— BEGIN Input material —

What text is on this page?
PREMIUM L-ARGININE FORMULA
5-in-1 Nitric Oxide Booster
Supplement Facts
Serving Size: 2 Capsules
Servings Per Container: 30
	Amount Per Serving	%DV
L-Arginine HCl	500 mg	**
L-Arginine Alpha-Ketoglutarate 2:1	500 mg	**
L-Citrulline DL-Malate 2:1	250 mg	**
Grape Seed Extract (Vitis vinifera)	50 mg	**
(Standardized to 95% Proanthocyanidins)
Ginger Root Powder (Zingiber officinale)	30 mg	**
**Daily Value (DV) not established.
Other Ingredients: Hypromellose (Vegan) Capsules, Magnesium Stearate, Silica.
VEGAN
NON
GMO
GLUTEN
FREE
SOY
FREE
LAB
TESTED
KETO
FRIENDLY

— END Input material —

Task details: Identify every line where the string "Capsules" appears.

Exercise solution:
Serving Size: 2 Capsules
Other Ingredients: Hypromellose (Vegan) Capsules, Magnesium Stearate, Silica.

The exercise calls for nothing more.